Entries:
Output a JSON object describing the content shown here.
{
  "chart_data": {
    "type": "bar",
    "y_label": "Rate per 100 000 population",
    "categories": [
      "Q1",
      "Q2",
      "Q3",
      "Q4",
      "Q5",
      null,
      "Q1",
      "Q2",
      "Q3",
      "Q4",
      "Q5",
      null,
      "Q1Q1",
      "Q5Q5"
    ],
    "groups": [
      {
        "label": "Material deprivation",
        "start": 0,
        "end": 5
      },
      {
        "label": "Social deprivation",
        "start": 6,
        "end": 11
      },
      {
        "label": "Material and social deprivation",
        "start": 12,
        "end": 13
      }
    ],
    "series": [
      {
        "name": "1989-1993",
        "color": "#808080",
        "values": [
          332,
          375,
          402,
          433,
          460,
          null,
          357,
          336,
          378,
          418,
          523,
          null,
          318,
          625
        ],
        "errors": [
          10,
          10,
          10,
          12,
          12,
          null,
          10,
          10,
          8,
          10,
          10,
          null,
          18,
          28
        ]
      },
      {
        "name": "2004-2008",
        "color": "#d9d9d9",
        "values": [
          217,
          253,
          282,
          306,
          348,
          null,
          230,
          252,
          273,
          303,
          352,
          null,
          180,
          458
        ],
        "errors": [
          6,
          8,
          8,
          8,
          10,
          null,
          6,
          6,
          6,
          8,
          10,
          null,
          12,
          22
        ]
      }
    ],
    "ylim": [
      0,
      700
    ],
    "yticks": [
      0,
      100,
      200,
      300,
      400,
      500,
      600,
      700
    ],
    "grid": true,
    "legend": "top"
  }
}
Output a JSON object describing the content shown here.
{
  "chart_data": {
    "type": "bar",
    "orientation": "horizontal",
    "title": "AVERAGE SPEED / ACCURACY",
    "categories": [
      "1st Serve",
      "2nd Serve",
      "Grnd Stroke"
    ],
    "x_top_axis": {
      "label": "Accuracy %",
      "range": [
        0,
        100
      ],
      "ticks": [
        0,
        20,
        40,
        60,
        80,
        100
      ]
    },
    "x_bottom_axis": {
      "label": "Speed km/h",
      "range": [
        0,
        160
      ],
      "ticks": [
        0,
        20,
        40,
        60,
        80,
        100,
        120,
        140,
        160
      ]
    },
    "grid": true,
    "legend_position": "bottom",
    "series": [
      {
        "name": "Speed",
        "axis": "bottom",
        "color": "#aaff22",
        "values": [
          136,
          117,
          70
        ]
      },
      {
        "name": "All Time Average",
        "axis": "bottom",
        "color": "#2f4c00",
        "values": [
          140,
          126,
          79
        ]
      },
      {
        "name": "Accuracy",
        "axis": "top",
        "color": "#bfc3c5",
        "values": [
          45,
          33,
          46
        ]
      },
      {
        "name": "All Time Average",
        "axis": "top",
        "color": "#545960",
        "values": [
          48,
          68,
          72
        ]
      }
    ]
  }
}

What is expected: Take every line from the data that contains the word "color".

Full answer:
        "color": "#808080",
        "color": "#d9d9d9",
        "color": "#aaff22",
        "color": "#2f4c00",
        "color": "#bfc3c5",
        "color": "#545960",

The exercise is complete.